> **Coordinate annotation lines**
++++
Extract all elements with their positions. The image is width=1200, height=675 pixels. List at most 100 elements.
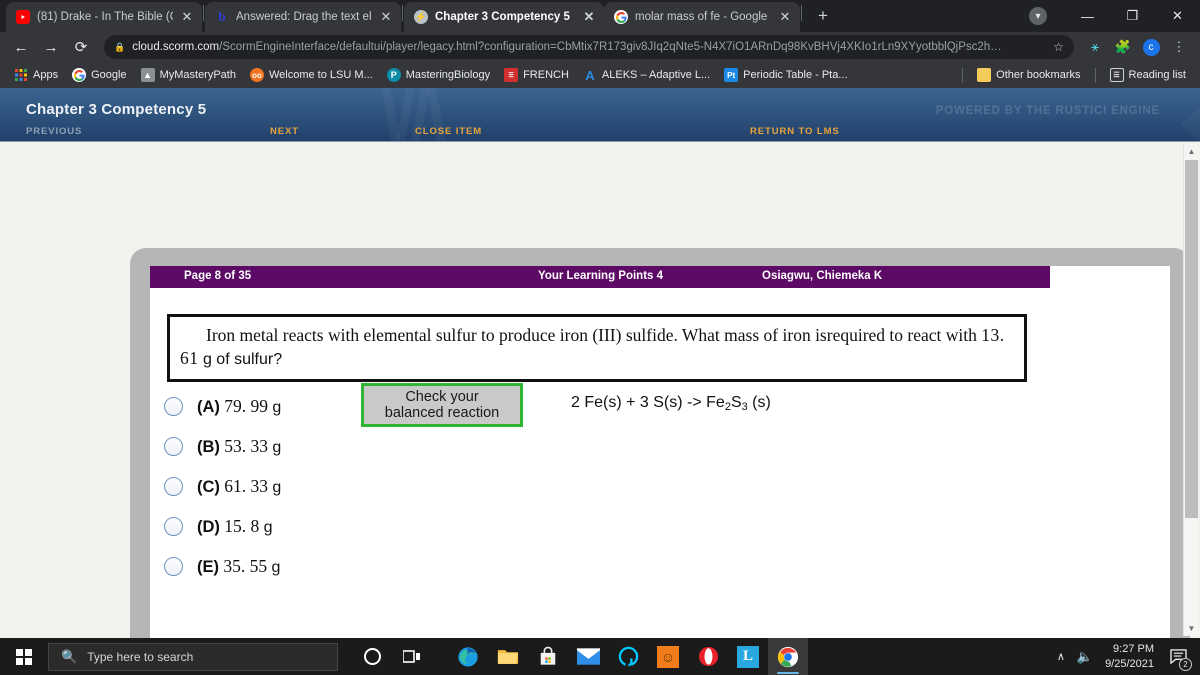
opera-icon[interactable] [688,638,728,675]
tab-strip: (81) Drake - In The Bible (Official ✕ b … [0,0,1200,32]
taskbar-search-input[interactable]: 🔍 Type here to search [48,642,338,671]
close-tab-4-icon[interactable]: ✕ [778,10,792,24]
bookmark-apps[interactable]: Apps [8,65,64,85]
student-name: Osiagwu, Chiemeka K [762,270,883,282]
edge-icon[interactable] [448,638,488,675]
browser-tab-1-title: (81) Drake - In The Bible (Official [37,11,173,23]
page-scrollbar[interactable]: ▲ ▼ [1183,144,1198,636]
radio-button-a[interactable] [164,396,183,416]
pearson-icon: P [386,68,401,82]
aleks-icon: A [585,68,595,82]
radio-button-c[interactable] [164,476,183,496]
profile-avatar[interactable]: c [1138,34,1164,60]
notification-count: 2 [1179,657,1192,671]
microsoft-store-icon[interactable] [528,638,568,675]
start-button[interactable] [0,638,48,675]
question-box: Iron metal reacts with elemental sulfur … [167,314,1027,383]
browser-tab-3-active[interactable]: ⚡ Chapter 3 Competency 5 ✕ [404,2,604,32]
browser-tab-2[interactable]: b Answered: Drag the text element ✕ [205,2,401,32]
close-item-button[interactable]: CLOSE ITEM [415,126,482,137]
bookmark-google[interactable]: Google [66,65,132,85]
radio-button-e[interactable] [164,556,183,576]
address-bar[interactable]: 🔒 cloud.scorm.com /ScormEngineInterface/… [104,35,1074,59]
close-tab-2-icon[interactable]: ✕ [379,10,393,24]
scorm-icon: ⚡ [414,10,428,24]
minimize-button[interactable]: — [1065,0,1110,32]
answer-choice-b[interactable]: (B) 53. 33 g [164,426,394,466]
answer-choice-a[interactable]: (A) 79. 99 g [164,386,394,426]
bookmark-lsu-moodle-label: Welcome to LSU M... [268,69,373,81]
extension-pin-icon[interactable]: ⚹ [1082,34,1108,60]
bartleby-icon: b [218,10,226,24]
bookmark-divider [1094,67,1096,83]
bookmark-masteringbiology[interactable]: P MasteringBiology [381,65,496,85]
assessment-status-bar: Page 8 of 35 Your Learning Points 4 Osia… [150,266,1050,288]
reading-list-button[interactable]: ☰ Reading list [1104,65,1192,85]
chrome-active-indicator [777,671,799,674]
answer-letter-e: (E) [197,557,219,576]
maximize-button[interactable]: ❐ [1110,0,1155,32]
question-line-1: Iron metal reacts with elemental sulfur … [206,325,827,345]
lockdown-browser-icon[interactable]: L [728,638,768,675]
question-text: Iron metal reacts with elemental sulfur … [180,324,1014,370]
browser-tab-1[interactable]: (81) Drake - In The Bible (Official ✕ [6,2,202,32]
task-view-icon[interactable] [392,638,432,675]
close-tab-3-icon[interactable]: ✕ [582,10,596,24]
orange-app-icon[interactable]: ☺ [648,638,688,675]
bookmark-star-icon[interactable]: ☆ [1045,40,1064,54]
forward-icon[interactable]: → [38,34,64,60]
clock[interactable]: 9:27 PM 9/25/2021 [1105,642,1154,670]
balanced-equation: 2 Fe(s) + 3 S(s) -> Fe2S3 (s) [571,394,771,413]
scorm-player-header: \//\ ◆ Chapter 3 Competency 5 POWERED BY… [0,88,1200,142]
answer-choice-e[interactable]: (E) 35. 55 g [164,546,394,586]
page-indicator: Page 8 of 35 [184,270,252,282]
close-tab-1-icon[interactable]: ✕ [180,10,194,24]
answer-value-d: 15. 8 [224,515,260,536]
folder-icon [977,68,992,82]
back-icon[interactable]: ← [8,34,34,60]
notification-center-button[interactable]: 2 [1166,645,1192,671]
tab-separator [203,5,204,21]
equation-mid: S [730,394,742,411]
radio-button-b[interactable] [164,436,183,456]
reading-list-icon: ☰ [1109,68,1124,82]
check-button-line-2: balanced reaction [384,405,500,421]
bookmark-periodic-table[interactable]: Pt Periodic Table - Pta... [718,65,853,85]
return-to-lms-button[interactable]: RETURN TO LMS [750,126,840,137]
answer-choice-d[interactable]: (D) 15. 8 g [164,506,394,546]
volume-icon[interactable]: 🔈 [1077,649,1093,665]
bookmark-aleks[interactable]: A ALEKS – Adaptive L... [577,65,716,85]
tab-search-icon[interactable]: ▾ [1029,7,1047,25]
tray-chevron-icon[interactable]: ∧ [1057,650,1065,663]
chrome-browser-window: (81) Drake - In The Bible (Official ✕ b … [0,0,1200,638]
answer-unit-d: g [263,518,273,536]
next-button[interactable]: NEXT [270,126,299,137]
cortana-icon[interactable] [352,638,392,675]
mail-icon[interactable] [568,638,608,675]
close-window-button[interactable]: ✕ [1155,0,1200,32]
three-dot-menu-icon[interactable]: ⋮ [1166,34,1192,60]
previous-button[interactable]: PREVIOUS [26,126,82,137]
french-icon: ☰ [504,68,519,82]
other-bookmarks-folder[interactable]: Other bookmarks [971,65,1086,85]
powered-by-label: POWERED BY THE RUSTICI ENGINE [935,105,1160,117]
scrollbar-thumb[interactable] [1185,160,1198,518]
bookmark-french[interactable]: ☰ FRENCH [498,65,575,85]
browser-tab-3-title: Chapter 3 Competency 5 [435,11,570,23]
scroll-down-arrow-icon[interactable]: ▼ [1184,621,1199,636]
scroll-up-arrow-icon[interactable]: ▲ [1184,144,1199,159]
check-balanced-reaction-button[interactable]: Check your balanced reaction [361,383,523,427]
chrome-icon[interactable] [768,638,808,675]
alexa-icon[interactable] [608,638,648,675]
search-placeholder: Type here to search [87,649,194,664]
reload-icon[interactable]: ⟳ [68,34,94,60]
file-explorer-icon[interactable] [488,638,528,675]
puzzle-extensions-icon[interactable]: 🧩 [1110,34,1136,60]
browser-tab-4[interactable]: molar mass of fe - Google Search ✕ [604,2,800,32]
learning-points: Your Learning Points 4 [538,270,664,282]
answer-choice-c[interactable]: (C) 61. 33 g [164,466,394,506]
bookmark-mymasterypath[interactable]: ▲ MyMasteryPath [135,65,242,85]
new-tab-button[interactable]: + [809,2,837,30]
radio-button-d[interactable] [164,516,183,536]
bookmark-lsu-moodle[interactable]: oo Welcome to LSU M... [244,65,379,85]
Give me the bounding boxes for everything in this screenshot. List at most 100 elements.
++++
> **Direction**
Can you arrange all the lines above as a numbered list, without blank lines and without the pictures?

> **Expected answer**
1. Extract all elements with their positions. The image is width=1200, height=675 pixels. List at most 100 elements.
2. opera-icon[interactable] [688,638,728,675]
3. tab-strip: (81) Drake - In The Bible (Official ✕ b … [0,0,1200,32]
4. taskbar-search-input[interactable]: 🔍 Type here to search [48,642,338,671]
5. close-tab-4-icon[interactable]: ✕ [778,10,792,24]
6. bookmark-apps[interactable]: Apps [8,65,64,85]
7. student-name: Osiagwu, Chiemeka K [762,270,883,282]
8. edge-icon[interactable] [448,638,488,675]
9. browser-tab-1-title: (81) Drake - In The Bible (Official [37,11,173,23]
10. page-scrollbar[interactable]: ▲ ▼ [1183,144,1198,636]
11. radio-button-a[interactable] [164,396,183,416]
12. pearson-icon: P [386,68,401,82]
13. aleks-icon: A [585,68,595,82]
14. radio-button-c[interactable] [164,476,183,496]
15. profile-avatar[interactable]: c [1138,34,1164,60]
16. notification-count: 2 [1179,657,1192,671]
17. microsoft-store-icon[interactable] [528,638,568,675]
18. start-button[interactable] [0,638,48,675]
19. question-box: Iron metal reacts with elemental sulfur … [167,314,1027,383]
20. browser-tab-3-active[interactable]: ⚡ Chapter 3 Competency 5 ✕ [404,2,604,32]
21. browser-tab-2[interactable]: b Answered: Drag the text element ✕ [205,2,401,32]
22. close-item-button[interactable]: CLOSE ITEM [415,126,482,137]
23. bookmark-google[interactable]: Google [66,65,132,85]
24. radio-button-e[interactable] [164,556,183,576]
25. address-bar[interactable]: 🔒 cloud.scorm.com /ScormEngineInterface/… [104,35,1074,59]
26. close-tab-2-icon[interactable]: ✕ [379,10,393,24]
27. scorm-icon: ⚡ [414,10,428,24]
28. minimize-button[interactable]: — [1065,0,1110,32]
29. answer-choice-b[interactable]: (B) 53. 33 g [164,426,394,466]
30. answer-choice-a[interactable]: (A) 79. 99 g [164,386,394,426]
31. bookmark-lsu-moodle-label: Welcome to LSU M... [268,69,373,81]
32. extension-pin-icon[interactable]: ⚹ [1082,34,1108,60]
33. bartleby-icon: b [218,10,226,24]
34. bookmark-divider [1094,67,1096,83]
35. bookmark-masteringbiology[interactable]: P MasteringBiology [381,65,496,85]
36. assessment-status-bar: Page 8 of 35 Your Learning Points 4 Osia… [150,266,1050,288]
37. reading-list-button[interactable]: ☰ Reading list [1104,65,1192,85]
38. chrome-active-indicator [777,671,799,674]
39. answer-letter-e: (E) [197,557,219,576]
40. maximize-button[interactable]: ❐ [1110,0,1155,32]
41. question-line-1: Iron metal reacts with elemental sulfur … [206,325,827,345]
42. lockdown-browser-icon[interactable]: L [728,638,768,675]
43. question-text: Iron metal reacts with elemental sulfur … [180,324,1014,370]
44. browser-tab-1[interactable]: (81) Drake - In The Bible (Official ✕ [6,2,202,32]
45. task-view-icon[interactable] [392,638,432,675]
46. close-tab-3-icon[interactable]: ✕ [582,10,596,24]
47. orange-app-icon[interactable]: ☺ [648,638,688,675]
48. bookmark-star-icon[interactable]: ☆ [1045,40,1064,54]
49. forward-icon[interactable]: → [38,34,64,60]
50. clock[interactable]: 9:27 PM 9/25/2021 [1105,642,1154,670]
51. balanced-equation: 2 Fe(s) + 3 S(s) -> Fe2S3 (s) [571,394,771,413]
52. scorm-player-header: \//\ ◆ Chapter 3 Competency 5 POWERED BY… [0,88,1200,142]
53. answer-choice-e[interactable]: (E) 35. 55 g [164,546,394,586]
54. page-indicator: Page 8 of 35 [184,270,252,282]
55. close-tab-1-icon[interactable]: ✕ [180,10,194,24]
56. answer-value-d: 15. 8 [224,515,260,536]
57. folder-icon [977,68,992,82]
58. back-icon[interactable]: ← [8,34,34,60]
59. notification-center-button[interactable]: 2 [1166,645,1192,671]
60. tab-separator [203,5,204,21]
61. equation-mid: S [730,394,742,411]
62. radio-button-b[interactable] [164,436,183,456]
63. reading-list-icon: ☰ [1109,68,1124,82]
64. check-button-line-2: balanced reaction [384,405,500,421]
65. bookmark-periodic-table[interactable]: Pt Periodic Table - Pta... [718,65,853,85]
66. return-to-lms-button[interactable]: RETURN TO LMS [750,126,840,137]
67. answer-choice-d[interactable]: (D) 15. 8 g [164,506,394,546]
68. volume-icon[interactable]: 🔈 [1077,649,1093,665]
69. bookmark-aleks[interactable]: A ALEKS – Adaptive L... [577,65,716,85]
70. tab-search-icon[interactable]: ▾ [1029,7,1047,25]
71. tray-chevron-icon[interactable]: ∧ [1057,650,1065,663]
72. chrome-browser-window: (81) Drake - In The Bible (Official ✕ b … [0,0,1200,638]
73. answer-unit-d: g [263,518,273,536]
74. next-button[interactable]: NEXT [270,126,299,137]
75. cortana-icon[interactable] [352,638,392,675]
76. mail-icon[interactable] [568,638,608,675]
77. close-window-button[interactable]: ✕ [1155,0,1200,32]
78. three-dot-menu-icon[interactable]: ⋮ [1166,34,1192,60]
79. previous-button[interactable]: PREVIOUS [26,126,82,137]
80. french-icon: ☰ [504,68,519,82]
81. other-bookmarks-folder[interactable]: Other bookmarks [971,65,1086,85]
82. powered-by-label: POWERED BY THE RUSTICI ENGINE [935,105,1160,117]
83. scrollbar-thumb[interactable] [1185,160,1198,518]
84. bookmark-french[interactable]: ☰ FRENCH [498,65,575,85]
85. browser-tab-3-title: Chapter 3 Competency 5 [435,11,570,23]
86. scroll-down-arrow-icon[interactable]: ▼ [1184,621,1199,636]
87. scroll-up-arrow-icon[interactable]: ▲ [1184,144,1199,159]
88. check-balanced-reaction-button[interactable]: Check your balanced reaction [361,383,523,427]
89. chrome-icon[interactable] [768,638,808,675]
90. alexa-icon[interactable] [608,638,648,675]
91. search-placeholder: Type here to search [87,649,194,664]
92. reload-icon[interactable]: ⟳ [68,34,94,60]
93. file-explorer-icon[interactable] [488,638,528,675]
94. puzzle-extensions-icon[interactable]: 🧩 [1110,34,1136,60]
95. browser-tab-4[interactable]: molar mass of fe - Google Search ✕ [604,2,800,32]
96. learning-points: Your Learning Points 4 [538,270,664,282]
97. answer-choice-c[interactable]: (C) 61. 33 g [164,466,394,506]
98. bookmark-mymasterypath[interactable]: ▲ MyMasteryPath [135,65,242,85]
99. new-tab-button[interactable]: + [809,2,837,30]
100. radio-button-d[interactable] [164,516,183,536]
101. bookmark-lsu-moodle[interactable]: oo Welcome to LSU M... [244,65,379,85]
102. Give me the bounding boxes for everything in this screenshot. List at most 100 elements.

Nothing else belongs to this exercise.